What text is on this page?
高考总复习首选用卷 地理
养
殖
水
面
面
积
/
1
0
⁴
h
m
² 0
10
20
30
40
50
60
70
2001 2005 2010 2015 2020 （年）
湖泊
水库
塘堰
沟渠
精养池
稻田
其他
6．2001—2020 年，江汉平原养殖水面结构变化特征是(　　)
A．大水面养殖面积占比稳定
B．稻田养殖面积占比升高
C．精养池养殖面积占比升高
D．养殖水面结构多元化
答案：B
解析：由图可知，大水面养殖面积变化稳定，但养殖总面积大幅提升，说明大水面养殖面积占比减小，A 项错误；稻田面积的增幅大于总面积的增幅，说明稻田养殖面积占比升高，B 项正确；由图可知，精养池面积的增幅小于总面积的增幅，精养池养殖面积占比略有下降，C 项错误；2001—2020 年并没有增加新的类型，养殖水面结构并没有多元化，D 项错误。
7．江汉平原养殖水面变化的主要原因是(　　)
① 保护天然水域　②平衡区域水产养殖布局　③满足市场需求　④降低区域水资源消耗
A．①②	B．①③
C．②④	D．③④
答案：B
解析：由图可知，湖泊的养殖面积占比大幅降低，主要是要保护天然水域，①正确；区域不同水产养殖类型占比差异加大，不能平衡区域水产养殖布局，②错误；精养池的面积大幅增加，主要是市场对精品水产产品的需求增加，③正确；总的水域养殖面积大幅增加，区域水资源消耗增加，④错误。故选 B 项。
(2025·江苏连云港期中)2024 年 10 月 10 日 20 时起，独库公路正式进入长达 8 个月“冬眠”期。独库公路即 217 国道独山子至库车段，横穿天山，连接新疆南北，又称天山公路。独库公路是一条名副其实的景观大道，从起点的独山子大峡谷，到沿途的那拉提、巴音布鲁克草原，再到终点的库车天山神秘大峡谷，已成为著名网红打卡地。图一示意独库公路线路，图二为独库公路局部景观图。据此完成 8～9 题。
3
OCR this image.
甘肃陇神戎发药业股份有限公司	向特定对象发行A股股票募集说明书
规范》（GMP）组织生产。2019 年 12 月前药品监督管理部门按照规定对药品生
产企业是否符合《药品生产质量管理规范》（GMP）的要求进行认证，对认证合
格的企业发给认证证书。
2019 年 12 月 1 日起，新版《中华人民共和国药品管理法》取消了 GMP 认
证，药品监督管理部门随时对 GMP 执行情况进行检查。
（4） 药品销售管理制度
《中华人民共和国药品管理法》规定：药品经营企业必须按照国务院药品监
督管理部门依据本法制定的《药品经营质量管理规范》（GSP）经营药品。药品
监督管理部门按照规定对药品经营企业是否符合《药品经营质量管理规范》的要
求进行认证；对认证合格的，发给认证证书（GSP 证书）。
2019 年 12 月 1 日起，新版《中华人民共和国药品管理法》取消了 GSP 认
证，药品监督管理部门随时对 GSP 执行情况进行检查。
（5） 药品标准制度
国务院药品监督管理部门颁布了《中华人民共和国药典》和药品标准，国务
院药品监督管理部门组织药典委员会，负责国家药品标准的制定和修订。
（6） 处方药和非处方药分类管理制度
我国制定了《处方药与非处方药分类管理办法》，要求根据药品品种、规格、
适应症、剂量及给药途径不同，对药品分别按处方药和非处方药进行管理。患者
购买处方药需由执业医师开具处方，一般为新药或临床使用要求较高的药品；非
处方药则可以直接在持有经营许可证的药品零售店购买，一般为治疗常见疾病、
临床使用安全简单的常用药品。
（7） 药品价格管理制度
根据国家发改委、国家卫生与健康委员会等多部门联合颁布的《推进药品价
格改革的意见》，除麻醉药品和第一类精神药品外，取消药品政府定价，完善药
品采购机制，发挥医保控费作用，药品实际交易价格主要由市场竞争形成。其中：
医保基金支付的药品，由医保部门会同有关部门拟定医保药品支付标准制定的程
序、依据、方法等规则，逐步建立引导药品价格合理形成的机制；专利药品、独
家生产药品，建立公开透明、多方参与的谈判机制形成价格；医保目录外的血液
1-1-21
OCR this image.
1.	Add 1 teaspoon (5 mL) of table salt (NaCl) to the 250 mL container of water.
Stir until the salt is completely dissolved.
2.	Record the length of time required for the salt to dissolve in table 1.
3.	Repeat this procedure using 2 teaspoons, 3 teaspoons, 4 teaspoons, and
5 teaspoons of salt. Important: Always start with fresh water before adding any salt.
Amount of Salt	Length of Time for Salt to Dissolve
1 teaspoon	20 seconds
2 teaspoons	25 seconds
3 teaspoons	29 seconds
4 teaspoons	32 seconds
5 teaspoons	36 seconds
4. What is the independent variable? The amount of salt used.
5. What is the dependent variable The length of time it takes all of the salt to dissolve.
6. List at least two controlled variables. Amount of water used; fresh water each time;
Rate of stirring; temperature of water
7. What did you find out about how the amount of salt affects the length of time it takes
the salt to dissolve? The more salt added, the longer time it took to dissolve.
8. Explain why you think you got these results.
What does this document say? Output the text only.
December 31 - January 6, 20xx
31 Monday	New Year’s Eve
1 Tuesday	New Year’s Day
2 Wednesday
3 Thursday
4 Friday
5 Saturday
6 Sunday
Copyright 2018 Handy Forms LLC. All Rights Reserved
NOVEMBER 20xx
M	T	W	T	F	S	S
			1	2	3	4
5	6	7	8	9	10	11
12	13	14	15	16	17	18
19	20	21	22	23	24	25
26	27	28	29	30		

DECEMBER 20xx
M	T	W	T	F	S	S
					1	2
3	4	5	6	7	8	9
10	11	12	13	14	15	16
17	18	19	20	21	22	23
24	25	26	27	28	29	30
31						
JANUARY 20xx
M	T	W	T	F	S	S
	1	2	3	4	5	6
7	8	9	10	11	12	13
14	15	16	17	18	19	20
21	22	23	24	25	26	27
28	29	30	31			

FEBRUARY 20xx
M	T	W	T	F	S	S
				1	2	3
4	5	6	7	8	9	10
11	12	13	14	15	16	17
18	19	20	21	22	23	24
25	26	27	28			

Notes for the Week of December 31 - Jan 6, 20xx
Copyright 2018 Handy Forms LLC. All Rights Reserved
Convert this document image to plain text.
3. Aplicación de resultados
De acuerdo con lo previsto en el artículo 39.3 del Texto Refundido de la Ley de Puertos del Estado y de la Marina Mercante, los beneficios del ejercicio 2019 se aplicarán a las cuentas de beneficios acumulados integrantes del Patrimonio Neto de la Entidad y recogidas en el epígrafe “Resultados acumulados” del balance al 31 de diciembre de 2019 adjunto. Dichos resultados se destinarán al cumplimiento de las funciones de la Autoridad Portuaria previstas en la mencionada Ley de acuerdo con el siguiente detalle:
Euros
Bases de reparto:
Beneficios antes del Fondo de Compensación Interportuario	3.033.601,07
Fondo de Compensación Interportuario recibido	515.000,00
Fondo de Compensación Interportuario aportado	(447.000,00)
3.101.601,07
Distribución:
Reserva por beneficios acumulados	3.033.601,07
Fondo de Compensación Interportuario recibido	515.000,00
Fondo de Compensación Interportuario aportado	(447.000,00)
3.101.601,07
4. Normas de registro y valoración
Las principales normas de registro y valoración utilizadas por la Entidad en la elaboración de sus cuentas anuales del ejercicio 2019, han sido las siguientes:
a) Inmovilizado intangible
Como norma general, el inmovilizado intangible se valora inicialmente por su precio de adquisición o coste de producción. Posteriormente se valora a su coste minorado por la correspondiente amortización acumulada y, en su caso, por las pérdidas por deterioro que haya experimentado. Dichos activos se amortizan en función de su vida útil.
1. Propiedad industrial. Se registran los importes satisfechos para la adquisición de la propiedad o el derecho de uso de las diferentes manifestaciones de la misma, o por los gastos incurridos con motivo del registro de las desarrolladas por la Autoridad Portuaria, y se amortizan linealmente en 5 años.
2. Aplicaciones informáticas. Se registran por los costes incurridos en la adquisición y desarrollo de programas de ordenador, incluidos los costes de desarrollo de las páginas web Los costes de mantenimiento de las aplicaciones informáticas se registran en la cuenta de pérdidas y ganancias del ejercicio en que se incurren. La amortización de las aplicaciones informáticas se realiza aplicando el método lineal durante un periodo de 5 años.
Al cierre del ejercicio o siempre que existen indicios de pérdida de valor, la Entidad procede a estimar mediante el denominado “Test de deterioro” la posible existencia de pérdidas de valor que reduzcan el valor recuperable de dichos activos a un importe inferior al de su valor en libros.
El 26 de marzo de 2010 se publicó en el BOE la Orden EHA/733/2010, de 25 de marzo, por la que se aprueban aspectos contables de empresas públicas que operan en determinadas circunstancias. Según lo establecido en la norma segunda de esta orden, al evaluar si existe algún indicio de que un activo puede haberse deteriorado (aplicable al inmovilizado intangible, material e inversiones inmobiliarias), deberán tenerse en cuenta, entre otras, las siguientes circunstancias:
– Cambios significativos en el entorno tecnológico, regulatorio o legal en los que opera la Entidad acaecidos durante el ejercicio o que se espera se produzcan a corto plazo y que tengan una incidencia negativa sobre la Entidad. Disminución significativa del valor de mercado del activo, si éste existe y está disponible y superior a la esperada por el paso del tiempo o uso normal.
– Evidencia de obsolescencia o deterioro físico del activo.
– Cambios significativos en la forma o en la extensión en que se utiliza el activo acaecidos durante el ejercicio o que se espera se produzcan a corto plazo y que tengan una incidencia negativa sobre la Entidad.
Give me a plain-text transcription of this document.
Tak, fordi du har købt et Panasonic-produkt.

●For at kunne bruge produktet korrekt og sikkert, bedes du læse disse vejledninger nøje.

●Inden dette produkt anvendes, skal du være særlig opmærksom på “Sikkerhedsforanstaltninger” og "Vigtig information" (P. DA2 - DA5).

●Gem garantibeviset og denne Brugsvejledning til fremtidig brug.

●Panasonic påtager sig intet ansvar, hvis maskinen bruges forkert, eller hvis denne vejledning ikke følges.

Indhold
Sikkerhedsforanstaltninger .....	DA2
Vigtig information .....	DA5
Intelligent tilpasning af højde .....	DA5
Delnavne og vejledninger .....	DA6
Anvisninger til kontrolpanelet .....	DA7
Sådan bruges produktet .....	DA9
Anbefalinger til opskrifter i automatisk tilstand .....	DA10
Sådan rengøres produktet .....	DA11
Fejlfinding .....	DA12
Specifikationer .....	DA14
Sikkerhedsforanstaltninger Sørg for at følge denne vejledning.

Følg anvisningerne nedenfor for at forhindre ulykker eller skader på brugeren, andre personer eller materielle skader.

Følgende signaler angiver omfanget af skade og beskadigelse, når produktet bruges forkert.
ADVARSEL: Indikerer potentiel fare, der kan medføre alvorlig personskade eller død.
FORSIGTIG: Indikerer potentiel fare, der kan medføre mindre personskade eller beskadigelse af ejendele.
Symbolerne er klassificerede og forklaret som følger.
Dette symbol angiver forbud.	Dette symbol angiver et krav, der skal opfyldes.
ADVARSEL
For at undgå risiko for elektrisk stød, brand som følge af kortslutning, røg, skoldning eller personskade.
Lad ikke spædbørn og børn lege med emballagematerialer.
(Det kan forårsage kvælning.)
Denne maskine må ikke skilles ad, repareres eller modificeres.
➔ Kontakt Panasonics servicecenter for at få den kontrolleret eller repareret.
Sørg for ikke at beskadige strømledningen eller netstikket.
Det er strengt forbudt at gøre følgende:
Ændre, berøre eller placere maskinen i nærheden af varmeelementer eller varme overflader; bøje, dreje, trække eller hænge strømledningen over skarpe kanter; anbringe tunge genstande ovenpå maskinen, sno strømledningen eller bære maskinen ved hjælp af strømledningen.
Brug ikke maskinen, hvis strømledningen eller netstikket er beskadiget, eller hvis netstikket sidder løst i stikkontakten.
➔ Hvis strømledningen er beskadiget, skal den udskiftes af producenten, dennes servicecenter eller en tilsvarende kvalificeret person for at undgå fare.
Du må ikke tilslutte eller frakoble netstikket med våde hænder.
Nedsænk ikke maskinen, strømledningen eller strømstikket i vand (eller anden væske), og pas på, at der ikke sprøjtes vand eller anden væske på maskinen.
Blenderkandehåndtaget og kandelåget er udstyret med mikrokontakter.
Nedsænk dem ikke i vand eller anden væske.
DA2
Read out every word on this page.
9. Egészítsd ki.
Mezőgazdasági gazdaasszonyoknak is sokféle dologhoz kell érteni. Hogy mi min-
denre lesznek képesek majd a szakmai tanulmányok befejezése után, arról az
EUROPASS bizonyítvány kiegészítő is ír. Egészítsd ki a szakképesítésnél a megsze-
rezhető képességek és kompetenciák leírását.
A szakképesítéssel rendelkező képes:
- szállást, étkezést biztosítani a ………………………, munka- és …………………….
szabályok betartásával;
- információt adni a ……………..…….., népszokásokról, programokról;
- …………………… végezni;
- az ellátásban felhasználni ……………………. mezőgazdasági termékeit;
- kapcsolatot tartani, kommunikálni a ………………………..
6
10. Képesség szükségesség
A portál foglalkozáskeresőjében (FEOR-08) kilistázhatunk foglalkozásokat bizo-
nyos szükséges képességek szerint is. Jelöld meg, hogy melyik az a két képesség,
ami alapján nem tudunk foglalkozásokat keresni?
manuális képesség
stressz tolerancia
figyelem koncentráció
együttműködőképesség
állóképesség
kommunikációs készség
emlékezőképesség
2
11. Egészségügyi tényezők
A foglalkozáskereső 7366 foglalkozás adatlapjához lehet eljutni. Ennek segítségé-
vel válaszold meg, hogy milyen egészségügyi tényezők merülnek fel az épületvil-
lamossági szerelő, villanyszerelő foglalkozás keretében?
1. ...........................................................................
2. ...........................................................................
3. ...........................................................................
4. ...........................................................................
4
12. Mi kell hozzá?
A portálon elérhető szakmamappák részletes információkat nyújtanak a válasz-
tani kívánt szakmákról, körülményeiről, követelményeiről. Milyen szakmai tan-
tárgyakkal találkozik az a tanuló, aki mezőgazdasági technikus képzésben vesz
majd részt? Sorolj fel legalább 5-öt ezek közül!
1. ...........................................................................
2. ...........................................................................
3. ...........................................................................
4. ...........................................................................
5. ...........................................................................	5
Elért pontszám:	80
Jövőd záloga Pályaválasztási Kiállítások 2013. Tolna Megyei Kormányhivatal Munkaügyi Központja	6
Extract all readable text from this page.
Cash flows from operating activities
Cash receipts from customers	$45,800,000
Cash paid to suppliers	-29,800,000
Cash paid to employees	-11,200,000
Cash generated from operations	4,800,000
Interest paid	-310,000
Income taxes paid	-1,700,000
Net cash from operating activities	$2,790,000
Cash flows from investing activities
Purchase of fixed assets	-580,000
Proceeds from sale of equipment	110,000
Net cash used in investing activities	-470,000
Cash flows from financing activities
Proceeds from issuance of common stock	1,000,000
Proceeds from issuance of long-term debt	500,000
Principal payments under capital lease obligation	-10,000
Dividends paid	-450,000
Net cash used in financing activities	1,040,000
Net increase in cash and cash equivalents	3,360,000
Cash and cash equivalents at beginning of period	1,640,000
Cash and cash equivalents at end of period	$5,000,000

**Your task:**
Track down every line of the material containing the string "seconds", and copy it.

**The response:**
1 teaspoon	20 seconds
2 teaspoons	25 seconds
3 teaspoons	29 seconds
4 teaspoons	32 seconds
5 teaspoons	36 seconds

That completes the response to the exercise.